> **PROVIDED RECORDS**:
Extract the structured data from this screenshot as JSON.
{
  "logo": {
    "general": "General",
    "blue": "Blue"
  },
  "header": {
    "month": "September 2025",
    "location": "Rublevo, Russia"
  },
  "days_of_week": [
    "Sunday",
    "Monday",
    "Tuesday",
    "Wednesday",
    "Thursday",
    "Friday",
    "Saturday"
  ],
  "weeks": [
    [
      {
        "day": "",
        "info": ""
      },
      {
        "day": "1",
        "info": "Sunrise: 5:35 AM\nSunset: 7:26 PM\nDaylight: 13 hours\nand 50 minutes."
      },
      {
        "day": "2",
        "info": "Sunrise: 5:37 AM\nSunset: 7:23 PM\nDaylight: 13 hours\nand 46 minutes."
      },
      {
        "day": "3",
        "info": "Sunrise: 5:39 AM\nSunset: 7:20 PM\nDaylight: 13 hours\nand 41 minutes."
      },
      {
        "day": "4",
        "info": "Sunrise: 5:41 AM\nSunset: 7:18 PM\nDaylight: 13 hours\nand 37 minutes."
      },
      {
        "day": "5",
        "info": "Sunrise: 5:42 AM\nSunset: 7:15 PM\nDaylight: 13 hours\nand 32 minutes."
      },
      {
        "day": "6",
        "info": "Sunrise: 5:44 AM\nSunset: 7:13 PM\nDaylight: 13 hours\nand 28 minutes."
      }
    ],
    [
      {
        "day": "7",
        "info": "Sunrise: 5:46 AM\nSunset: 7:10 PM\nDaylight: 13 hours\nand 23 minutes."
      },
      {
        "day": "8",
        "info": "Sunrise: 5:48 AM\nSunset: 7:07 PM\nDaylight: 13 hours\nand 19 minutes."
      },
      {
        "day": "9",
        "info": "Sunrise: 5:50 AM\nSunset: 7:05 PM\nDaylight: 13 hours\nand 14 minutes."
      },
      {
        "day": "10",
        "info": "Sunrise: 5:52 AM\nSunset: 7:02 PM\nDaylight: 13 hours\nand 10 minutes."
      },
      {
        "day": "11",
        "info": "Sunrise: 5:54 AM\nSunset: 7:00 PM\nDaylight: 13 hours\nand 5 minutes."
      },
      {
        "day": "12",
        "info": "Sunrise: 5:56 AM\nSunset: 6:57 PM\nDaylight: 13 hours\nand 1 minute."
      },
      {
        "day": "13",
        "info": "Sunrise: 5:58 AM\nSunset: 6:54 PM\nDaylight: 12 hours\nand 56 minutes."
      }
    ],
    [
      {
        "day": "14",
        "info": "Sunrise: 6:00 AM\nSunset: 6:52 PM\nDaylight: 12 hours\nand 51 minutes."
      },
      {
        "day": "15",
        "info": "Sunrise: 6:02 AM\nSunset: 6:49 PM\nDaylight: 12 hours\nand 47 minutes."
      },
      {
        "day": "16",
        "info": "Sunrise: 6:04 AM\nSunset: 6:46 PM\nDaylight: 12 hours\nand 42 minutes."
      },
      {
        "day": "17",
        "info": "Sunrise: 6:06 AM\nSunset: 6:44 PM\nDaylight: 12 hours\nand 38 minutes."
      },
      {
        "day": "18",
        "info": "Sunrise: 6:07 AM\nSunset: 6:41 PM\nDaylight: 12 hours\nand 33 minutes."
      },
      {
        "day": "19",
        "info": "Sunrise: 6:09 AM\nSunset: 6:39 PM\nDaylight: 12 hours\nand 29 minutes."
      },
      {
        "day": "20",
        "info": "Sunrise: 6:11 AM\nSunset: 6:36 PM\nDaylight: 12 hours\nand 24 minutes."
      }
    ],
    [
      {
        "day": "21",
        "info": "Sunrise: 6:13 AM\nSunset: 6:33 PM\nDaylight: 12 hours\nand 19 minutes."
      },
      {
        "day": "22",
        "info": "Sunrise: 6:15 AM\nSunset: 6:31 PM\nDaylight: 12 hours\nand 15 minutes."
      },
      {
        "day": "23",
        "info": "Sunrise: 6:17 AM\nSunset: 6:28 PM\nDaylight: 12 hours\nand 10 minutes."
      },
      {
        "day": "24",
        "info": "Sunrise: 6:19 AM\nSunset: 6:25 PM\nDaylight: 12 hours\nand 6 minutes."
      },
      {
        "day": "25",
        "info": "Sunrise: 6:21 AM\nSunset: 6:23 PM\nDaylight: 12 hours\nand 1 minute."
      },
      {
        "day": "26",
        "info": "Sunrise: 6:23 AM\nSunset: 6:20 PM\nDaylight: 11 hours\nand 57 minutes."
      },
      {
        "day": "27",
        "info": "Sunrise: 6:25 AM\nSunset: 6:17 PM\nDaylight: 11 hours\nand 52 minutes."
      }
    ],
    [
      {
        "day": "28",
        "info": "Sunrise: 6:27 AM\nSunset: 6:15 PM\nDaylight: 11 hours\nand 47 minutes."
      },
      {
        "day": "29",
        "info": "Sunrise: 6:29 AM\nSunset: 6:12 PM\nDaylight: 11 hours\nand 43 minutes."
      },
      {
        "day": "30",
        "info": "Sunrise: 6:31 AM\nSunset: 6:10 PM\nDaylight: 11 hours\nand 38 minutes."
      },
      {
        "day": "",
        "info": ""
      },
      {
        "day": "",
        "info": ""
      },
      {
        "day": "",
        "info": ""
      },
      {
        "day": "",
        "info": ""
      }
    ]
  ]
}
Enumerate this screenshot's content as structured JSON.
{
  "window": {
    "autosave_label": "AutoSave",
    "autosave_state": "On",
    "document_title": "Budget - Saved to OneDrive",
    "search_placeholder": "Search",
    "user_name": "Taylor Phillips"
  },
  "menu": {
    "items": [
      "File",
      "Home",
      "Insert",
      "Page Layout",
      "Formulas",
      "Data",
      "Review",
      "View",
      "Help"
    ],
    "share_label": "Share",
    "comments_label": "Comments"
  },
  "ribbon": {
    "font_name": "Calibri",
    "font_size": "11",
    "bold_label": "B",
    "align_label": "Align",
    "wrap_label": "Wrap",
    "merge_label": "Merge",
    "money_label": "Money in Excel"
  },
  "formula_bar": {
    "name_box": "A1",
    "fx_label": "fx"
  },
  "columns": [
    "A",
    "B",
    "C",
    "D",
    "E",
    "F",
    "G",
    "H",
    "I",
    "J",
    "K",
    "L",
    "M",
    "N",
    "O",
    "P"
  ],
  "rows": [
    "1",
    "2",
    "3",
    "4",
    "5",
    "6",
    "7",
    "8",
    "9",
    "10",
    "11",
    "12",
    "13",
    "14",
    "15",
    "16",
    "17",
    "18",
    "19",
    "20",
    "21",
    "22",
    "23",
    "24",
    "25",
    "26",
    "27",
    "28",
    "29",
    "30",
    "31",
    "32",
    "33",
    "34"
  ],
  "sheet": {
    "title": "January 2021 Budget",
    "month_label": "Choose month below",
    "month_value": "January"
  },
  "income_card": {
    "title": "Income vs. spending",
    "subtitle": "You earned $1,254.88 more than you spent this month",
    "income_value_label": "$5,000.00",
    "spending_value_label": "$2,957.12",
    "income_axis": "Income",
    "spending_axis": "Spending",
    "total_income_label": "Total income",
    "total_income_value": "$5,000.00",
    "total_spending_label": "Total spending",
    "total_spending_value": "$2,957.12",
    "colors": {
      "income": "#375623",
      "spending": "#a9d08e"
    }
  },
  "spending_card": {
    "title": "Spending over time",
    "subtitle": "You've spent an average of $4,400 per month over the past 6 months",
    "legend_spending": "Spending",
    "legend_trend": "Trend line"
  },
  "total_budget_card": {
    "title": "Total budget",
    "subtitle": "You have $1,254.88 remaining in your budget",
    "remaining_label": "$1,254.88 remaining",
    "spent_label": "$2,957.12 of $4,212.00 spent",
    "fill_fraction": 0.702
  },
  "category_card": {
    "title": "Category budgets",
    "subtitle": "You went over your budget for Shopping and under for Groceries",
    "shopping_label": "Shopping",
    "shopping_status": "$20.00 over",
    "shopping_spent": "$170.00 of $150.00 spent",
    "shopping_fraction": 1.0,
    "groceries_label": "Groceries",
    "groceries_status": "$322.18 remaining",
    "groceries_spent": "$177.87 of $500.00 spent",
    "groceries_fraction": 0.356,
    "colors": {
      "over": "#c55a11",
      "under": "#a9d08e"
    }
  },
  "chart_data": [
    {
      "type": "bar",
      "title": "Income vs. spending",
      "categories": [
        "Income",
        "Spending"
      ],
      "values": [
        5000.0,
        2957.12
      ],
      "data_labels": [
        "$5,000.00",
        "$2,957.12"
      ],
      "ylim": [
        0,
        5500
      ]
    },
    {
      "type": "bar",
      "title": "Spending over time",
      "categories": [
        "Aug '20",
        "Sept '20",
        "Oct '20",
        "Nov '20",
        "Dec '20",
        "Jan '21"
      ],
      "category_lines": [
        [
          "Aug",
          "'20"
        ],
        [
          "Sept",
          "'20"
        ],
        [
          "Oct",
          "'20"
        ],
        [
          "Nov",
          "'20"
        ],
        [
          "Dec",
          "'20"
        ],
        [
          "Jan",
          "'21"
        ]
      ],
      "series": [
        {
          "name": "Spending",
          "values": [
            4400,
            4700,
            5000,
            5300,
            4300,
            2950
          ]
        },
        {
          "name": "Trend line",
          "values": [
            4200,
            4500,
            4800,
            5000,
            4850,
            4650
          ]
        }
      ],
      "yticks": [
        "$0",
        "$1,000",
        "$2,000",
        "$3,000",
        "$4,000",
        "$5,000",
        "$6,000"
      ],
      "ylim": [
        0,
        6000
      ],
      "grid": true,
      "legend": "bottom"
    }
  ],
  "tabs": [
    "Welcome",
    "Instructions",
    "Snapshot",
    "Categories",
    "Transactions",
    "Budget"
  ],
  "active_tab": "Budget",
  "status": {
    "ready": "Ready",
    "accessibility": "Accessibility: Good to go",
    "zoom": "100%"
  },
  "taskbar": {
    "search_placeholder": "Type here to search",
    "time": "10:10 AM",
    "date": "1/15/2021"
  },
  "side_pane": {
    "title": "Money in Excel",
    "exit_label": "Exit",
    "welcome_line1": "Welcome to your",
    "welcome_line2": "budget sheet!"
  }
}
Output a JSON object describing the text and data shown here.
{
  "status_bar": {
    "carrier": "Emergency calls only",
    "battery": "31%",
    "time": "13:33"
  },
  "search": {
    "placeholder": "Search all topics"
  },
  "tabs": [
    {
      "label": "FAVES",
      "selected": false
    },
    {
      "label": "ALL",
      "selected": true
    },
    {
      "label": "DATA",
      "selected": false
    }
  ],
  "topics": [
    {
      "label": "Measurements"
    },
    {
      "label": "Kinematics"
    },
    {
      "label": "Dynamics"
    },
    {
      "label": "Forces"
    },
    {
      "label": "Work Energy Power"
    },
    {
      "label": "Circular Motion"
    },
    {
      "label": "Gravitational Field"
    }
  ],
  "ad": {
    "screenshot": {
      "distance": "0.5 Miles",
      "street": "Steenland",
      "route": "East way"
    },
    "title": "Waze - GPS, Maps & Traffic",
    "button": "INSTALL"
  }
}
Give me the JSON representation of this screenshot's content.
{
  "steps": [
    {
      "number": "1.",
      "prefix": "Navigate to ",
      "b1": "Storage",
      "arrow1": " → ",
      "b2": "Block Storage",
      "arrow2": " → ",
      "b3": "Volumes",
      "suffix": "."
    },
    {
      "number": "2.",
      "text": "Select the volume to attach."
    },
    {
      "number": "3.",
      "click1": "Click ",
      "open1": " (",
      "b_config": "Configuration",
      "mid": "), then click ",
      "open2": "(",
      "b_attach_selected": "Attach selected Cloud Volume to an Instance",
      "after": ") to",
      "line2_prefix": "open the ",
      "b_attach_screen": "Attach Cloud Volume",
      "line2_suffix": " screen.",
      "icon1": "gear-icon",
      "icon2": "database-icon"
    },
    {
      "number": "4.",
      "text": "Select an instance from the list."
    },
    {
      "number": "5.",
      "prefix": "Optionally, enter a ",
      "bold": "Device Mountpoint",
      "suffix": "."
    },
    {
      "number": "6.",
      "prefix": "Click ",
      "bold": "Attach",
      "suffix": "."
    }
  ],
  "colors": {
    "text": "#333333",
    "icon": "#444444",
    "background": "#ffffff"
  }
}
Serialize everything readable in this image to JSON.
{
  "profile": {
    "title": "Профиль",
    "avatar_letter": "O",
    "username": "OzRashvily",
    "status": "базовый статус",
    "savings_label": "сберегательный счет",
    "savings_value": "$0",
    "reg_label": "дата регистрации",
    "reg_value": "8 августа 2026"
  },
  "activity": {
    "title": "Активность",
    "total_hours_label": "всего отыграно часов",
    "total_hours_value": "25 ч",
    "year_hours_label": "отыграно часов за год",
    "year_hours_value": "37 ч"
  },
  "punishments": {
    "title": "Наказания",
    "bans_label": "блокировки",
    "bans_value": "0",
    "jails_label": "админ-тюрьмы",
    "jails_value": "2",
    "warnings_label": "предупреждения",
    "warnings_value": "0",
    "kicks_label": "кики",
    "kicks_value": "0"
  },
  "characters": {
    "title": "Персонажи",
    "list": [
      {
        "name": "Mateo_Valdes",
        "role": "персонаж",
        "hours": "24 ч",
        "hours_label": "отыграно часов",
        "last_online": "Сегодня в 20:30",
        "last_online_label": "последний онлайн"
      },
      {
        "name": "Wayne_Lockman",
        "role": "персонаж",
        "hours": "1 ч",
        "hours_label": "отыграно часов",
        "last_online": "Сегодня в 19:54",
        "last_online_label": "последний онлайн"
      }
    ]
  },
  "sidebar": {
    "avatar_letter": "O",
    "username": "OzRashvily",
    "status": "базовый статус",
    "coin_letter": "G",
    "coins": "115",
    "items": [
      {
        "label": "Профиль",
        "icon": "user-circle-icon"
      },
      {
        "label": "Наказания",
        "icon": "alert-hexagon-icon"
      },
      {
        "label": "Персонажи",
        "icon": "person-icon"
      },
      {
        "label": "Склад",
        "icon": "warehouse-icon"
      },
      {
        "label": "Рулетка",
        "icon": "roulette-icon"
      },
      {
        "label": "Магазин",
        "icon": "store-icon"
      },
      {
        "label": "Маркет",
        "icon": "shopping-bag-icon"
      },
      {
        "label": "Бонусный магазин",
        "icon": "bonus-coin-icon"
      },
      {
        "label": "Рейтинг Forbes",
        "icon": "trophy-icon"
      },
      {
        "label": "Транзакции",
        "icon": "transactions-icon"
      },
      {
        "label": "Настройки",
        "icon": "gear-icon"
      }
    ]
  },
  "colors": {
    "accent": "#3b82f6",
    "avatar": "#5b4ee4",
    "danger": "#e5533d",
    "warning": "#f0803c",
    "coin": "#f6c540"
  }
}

> **STATED GOAL**:
Tell how many lines in the material above include the word "Сегодня", giving the number only.

> **THE OUTPUT**:
2